Supplied information
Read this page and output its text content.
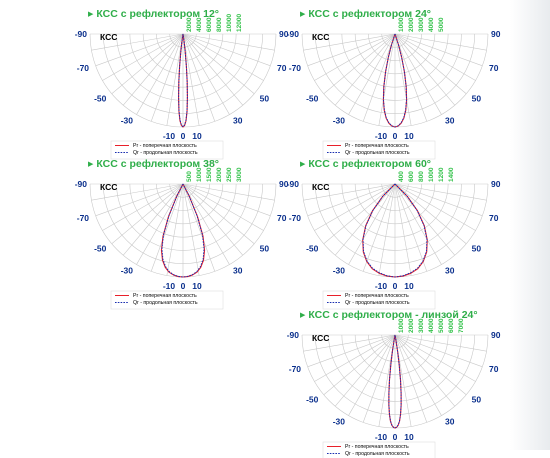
▶ КСС с рефлектором 12°
-90
-70
-50
-30
-10 0 10
30
50
70
90
2000 4000 6000 8000 10000 12000
КСС
Pr - поперечная плоскость
Qr - продольная плоскость
▶ КСС с рефлектором 24°
-90
-70
-50
-30
-10 0 10
30
50
70
90
1000 2000 3000 4000 5000
КСС
Pr - поперечная плоскость
Qr - продольная плоскость
▶ КСС с рефлектором 38°
-90
-70
-50
-30
-10 0 10
30
50
70
90
500 1000 1500 2000 2500 3000
КСС
Pr - поперечная плоскость
Qr - продольная плоскость
▶ КСС с рефлектором 60°
-90
-70
-50
-30
-10 0 10
30
50
70
90
400 600 800 1000 1200 1400
КСС
Pr - поперечная плоскость
Qr - продольная плоскость
▶ КСС с рефлектором - линзой 24°
-90
-70
-50
-30
-10 0 10
30
50
70
90
1000 2000 3000 4000 5000 6000 7000
КСС
Pr - поперечная плоскость
Qr - продольная плоскость
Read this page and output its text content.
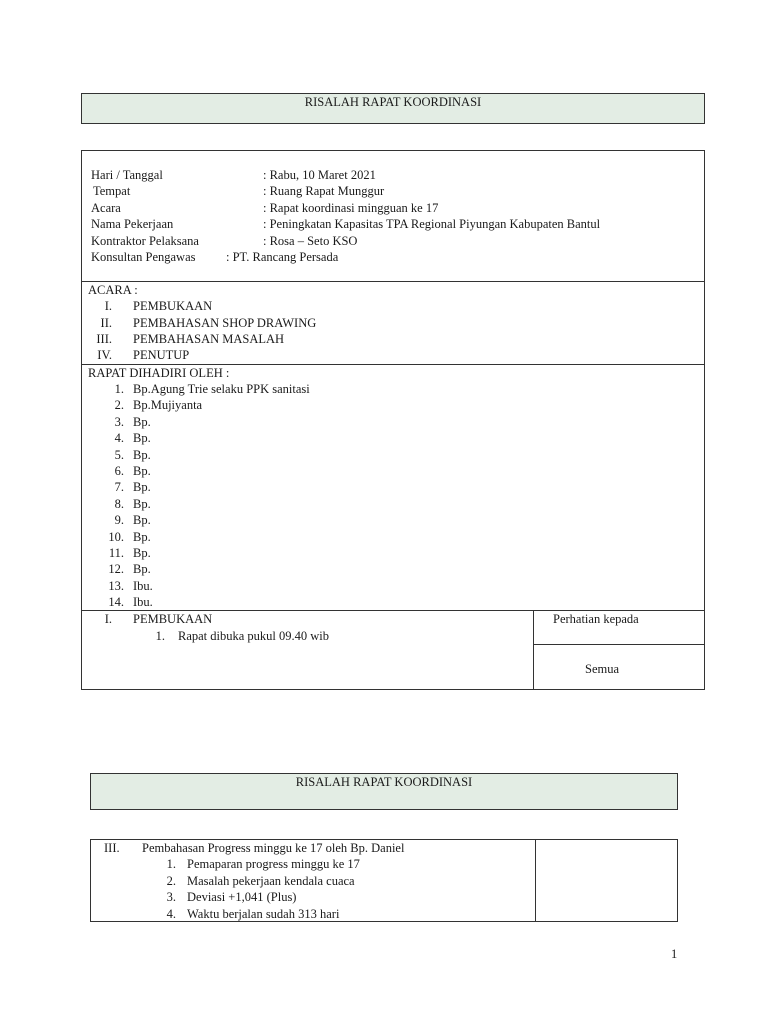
RISALAH RAPAT KOORDINASI
Hari / Tanggal	: Rabu, 10 Maret 2021
Tempat	: Ruang Rapat Munggur
Acara	: Rapat koordinasi mingguan ke 17
Nama Pekerjaan	: Peningkatan Kapasitas TPA Regional Piyungan Kabupaten Bantul
Kontraktor Pelaksana	: Rosa – Seto KSO
Konsultan Pengawas : PT. Rancang Persada
ACARA :
I. PEMBUKAAN
II. PEMBAHASAN SHOP DRAWING
III. PEMBAHASAN MASALAH
IV. PENUTUP
RAPAT DIHADIRI OLEH :
1. Bp.Agung Trie selaku PPK sanitasi
2. Bp.Mujiyanta
3. Bp.
4. Bp.
5. Bp.
6. Bp.
7. Bp.
8. Bp.
9. Bp.
10. Bp.
11. Bp.
12. Bp.
13. Ibu.
14. Ibu.
I. PEMBUKAAN
1. Rapat dibuka pukul 09.40 wib
Perhatian kepada
Semua
RISALAH RAPAT KOORDINASI
III. Pembahasan Progress minggu ke 17 oleh Bp. Daniel
1. Pemaparan progress minggu ke 17
2. Masalah pekerjaan kendala cuaca
3. Deviasi +1,041 (Plus)
4. Waktu berjalan sudah 313 hari
1
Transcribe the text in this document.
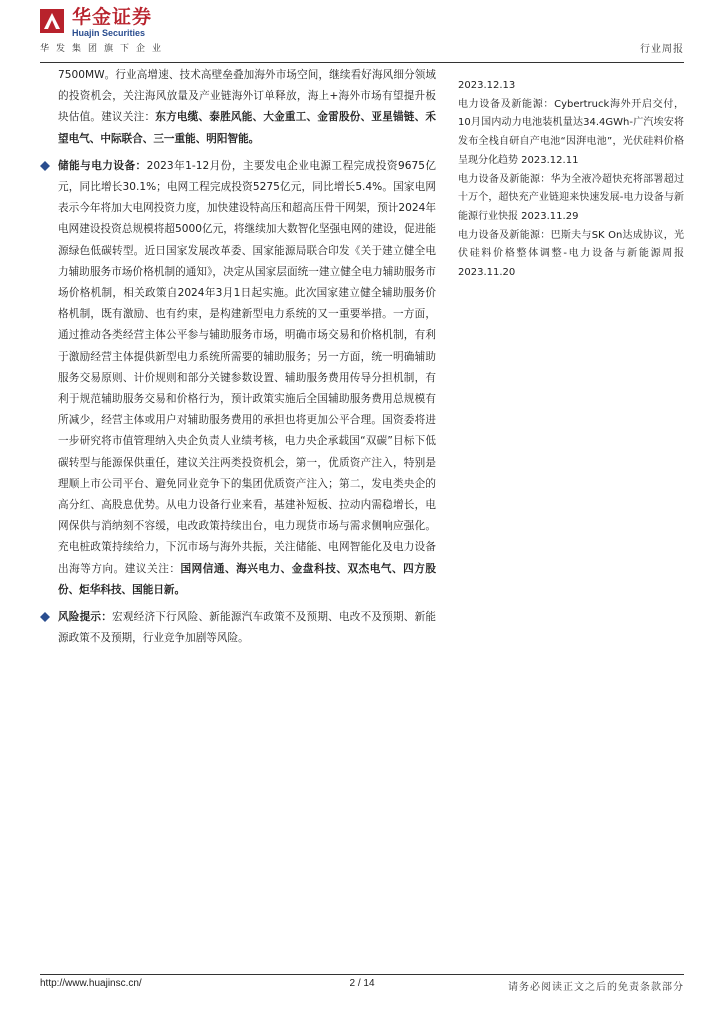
华金证券
Huajin Securities
华发集团旗下企业	行业周报

7500MW。行业高增速、技术高壁垒叠加海外市场空间，继续看好海风细分领域的投资机会，关注海风放量及产业链海外订单释放，海上+海外市场有望提升板块估值。建议关注：东方电缆、泰胜风能、大金重工、金雷股份、亚星锚链、禾望电气、中际联合、三一重能、明阳智能。

储能与电力设备：2023年1-12月份，主要发电企业电源工程完成投资9675亿元，同比增长30.1%；电网工程完成投资5275亿元，同比增长5.4%。国家电网表示今年将加大电网投资力度，加快建设特高压和超高压骨干网架，预计2024年电网建设投资总规模将超5000亿元，将继续加大数智化坚强电网的建设，促进能源绿色低碳转型。近日国家发展改革委、国家能源局联合印发《关于建立健全电力辅助服务市场价格机制的通知》，决定从国家层面统一建立健全电力辅助服务市场价格机制，相关政策自2024年3月1日起实施。此次国家建立健全辅助服务价格机制，既有激励、也有约束，是构建新型电力系统的又一重要举措。一方面，通过推动各类经营主体公平参与辅助服务市场，明确市场交易和价格机制，有利于激励经营主体提供新型电力系统所需要的辅助服务；另一方面，统一明确辅助服务交易原则、计价规则和部分关键参数设置、辅助服务费用传导分担机制，有利于规范辅助服务交易和价格行为，预计政策实施后全国辅助服务费用总规模有所减少，经营主体或用户对辅助服务费用的承担也将更加公平合理。国资委将进一步研究将市值管理纳入央企负责人业绩考核，电力央企承载国“双碳”目标下低碳转型与能源保供重任，建议关注两类投资机会，第一，优质资产注入，特别是理顺上市公司平台、避免同业竞争下的集团优质资产注入；第二，发电类央企的高分红、高股息优势。从电力设备行业来看，基建补短板、拉动内需稳增长，电网保供与消纳刻不容缓，电改政策持续出台，电力现货市场与需求侧响应强化。充电桩政策持续给力，下沉市场与海外共振，关注储能、电网智能化及电力设备出海等方向。建议关注：国网信通、海兴电力、金盘科技、双杰电气、四方股份、炬华科技、国能日新。

风险提示：宏观经济下行风险、新能源汽车政策不及预期、电改不及预期、新能源政策不及预期，行业竞争加剧等风险。

2023.12.13
电力设备及新能源：Cybertruck海外开启交付，10月国内动力电池装机量达34.4GWh-广汽埃安将发布全栈自研自产电池“因湃电池”，光伏硅料价格呈现分化趋势 2023.12.11
电力设备及新能源：华为全液冷超快充将部署超过十万个，超快充产业链迎来快速发展-电力设备与新能源行业快报 2023.11.29
电力设备及新能源：巴斯夫与SK On达成协议，光伏硅料价格整体调整-电力设备与新能源周报 2023.11.20
http://www.huajinsc.cn/	2 / 14	请务必阅读正文之后的免责条款部分
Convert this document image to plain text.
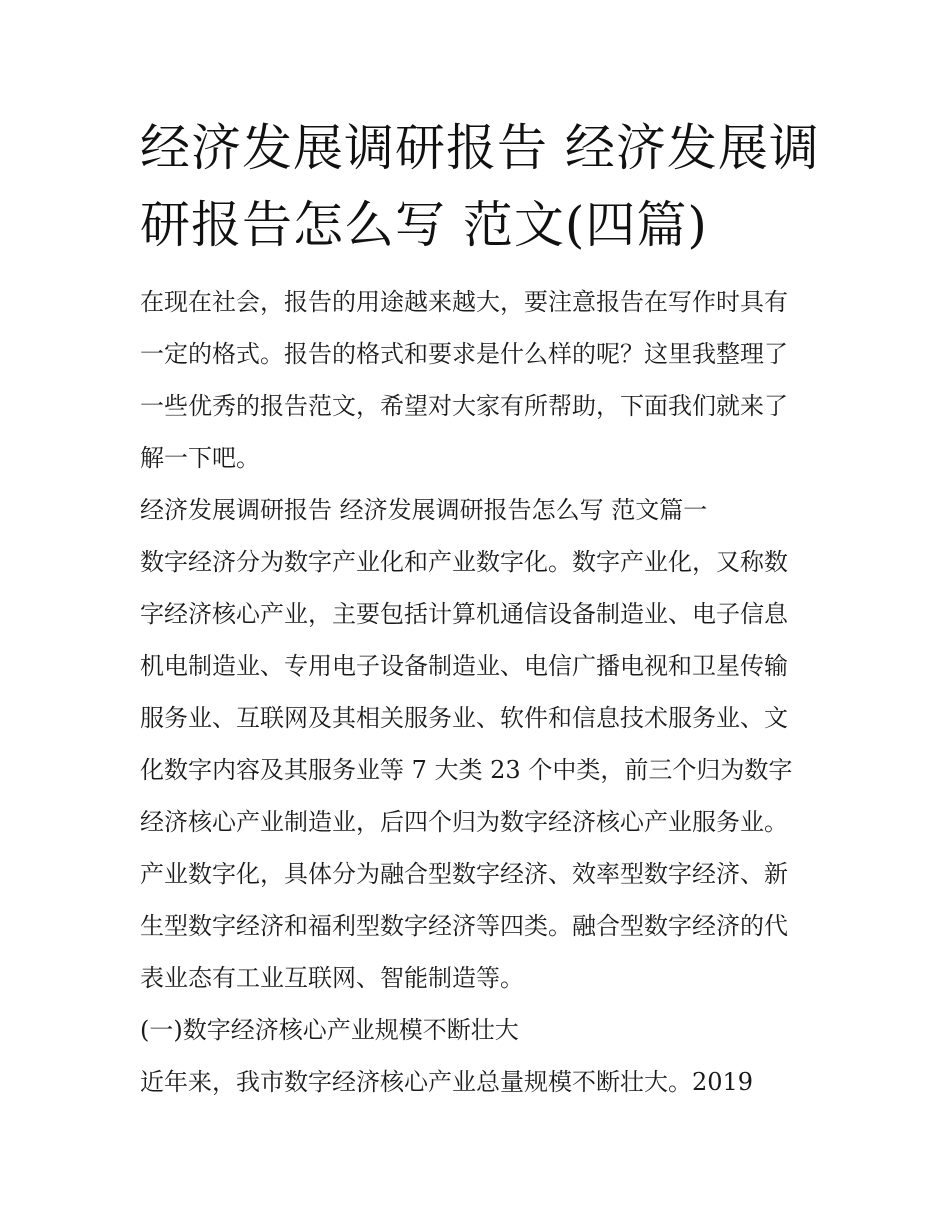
经济发展调研报告 经济发展调
研报告怎么写 范文(四篇)
在现在社会，报告的用途越来越大，要注意报告在写作时具有
一定的格式。报告的格式和要求是什么样的呢？这里我整理了
一些优秀的报告范文，希望对大家有所帮助，下面我们就来了
解一下吧。
经济发展调研报告 经济发展调研报告怎么写 范文篇一
数字经济分为数字产业化和产业数字化。数字产业化，又称数
字经济核心产业，主要包括计算机通信设备制造业、电子信息
机电制造业、专用电子设备制造业、电信广播电视和卫星传输
服务业、互联网及其相关服务业、软件和信息技术服务业、文
化数字内容及其服务业等 7 大类 23 个中类，前三个归为数字
经济核心产业制造业，后四个归为数字经济核心产业服务业。
产业数字化，具体分为融合型数字经济、效率型数字经济、新
生型数字经济和福利型数字经济等四类。融合型数字经济的代
表业态有工业互联网、智能制造等。
(一)数字经济核心产业规模不断壮大
近年来，我市数字经济核心产业总量规模不断壮大。2019
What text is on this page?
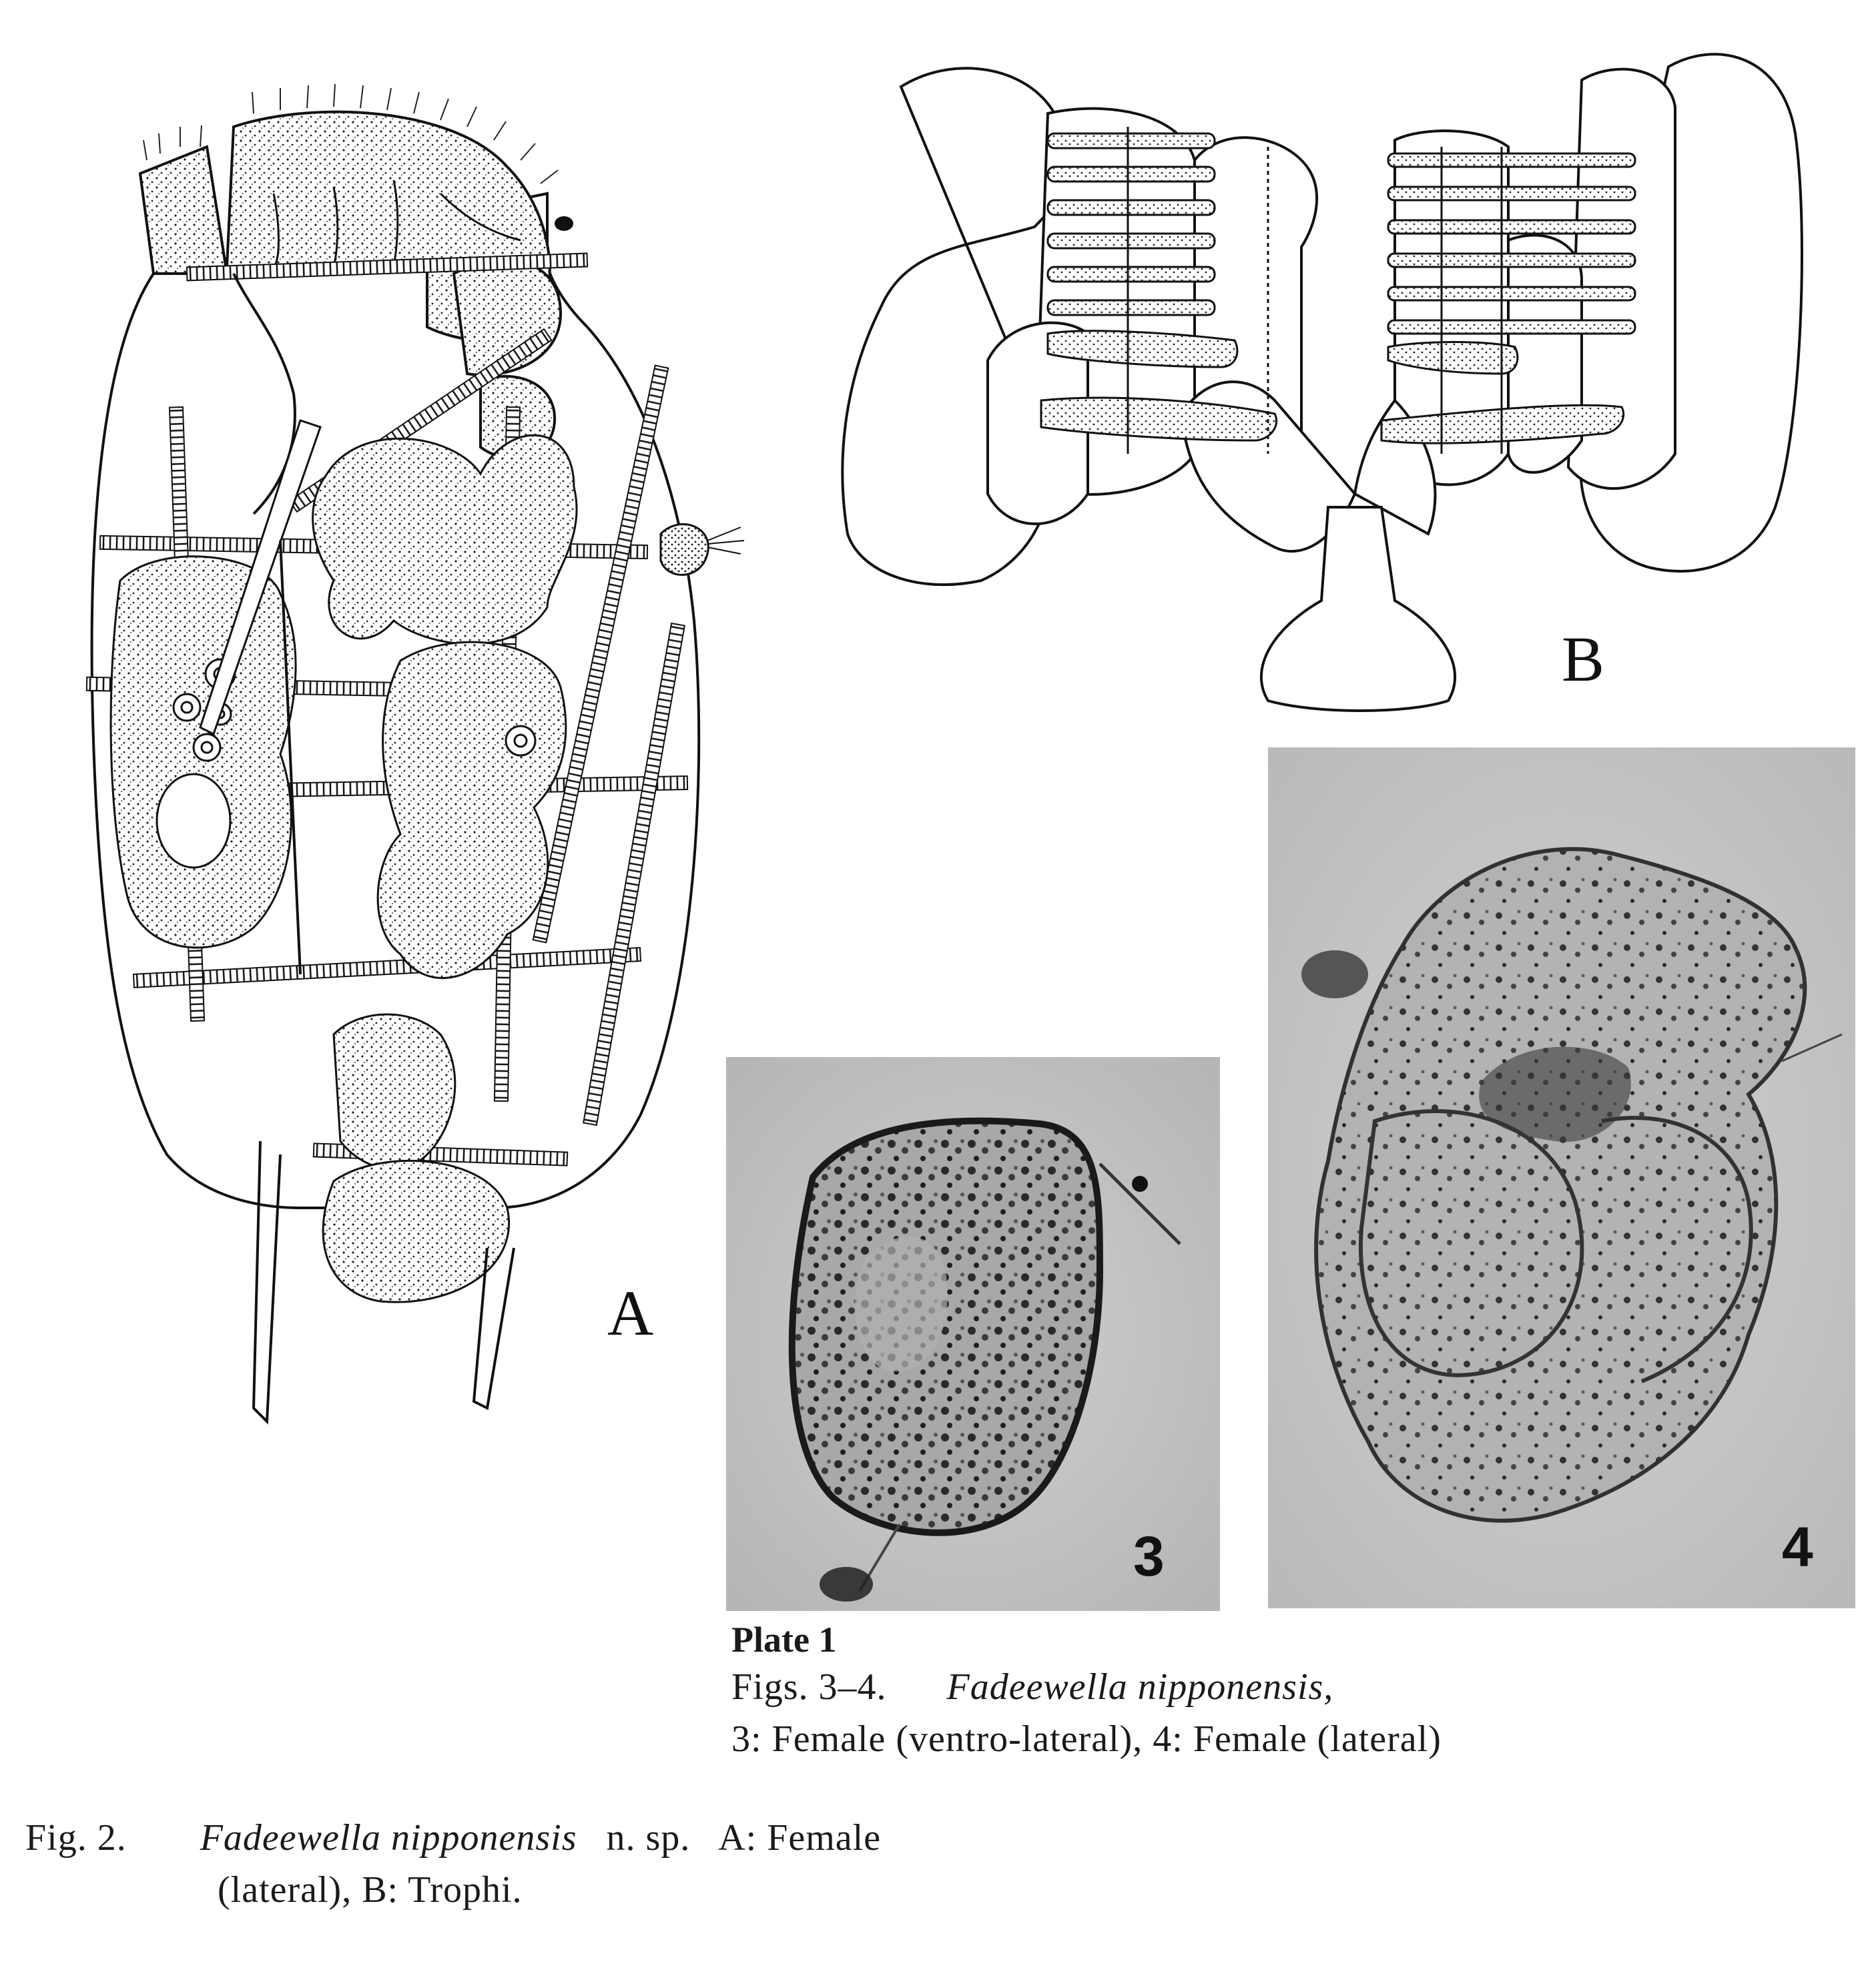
A
B
3	4
Plate 1
Figs. 3–4. Fadeewella nipponensis,
3: Female (ventro-lateral), 4: Female (lateral)
Fig. 2. Fadeewella nipponensis n. sp.   A: Female
(lateral), B: Trophi.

What to produce
State the count of lines in the data holding the word "建议关注", adding nothing to it.

Correct response
2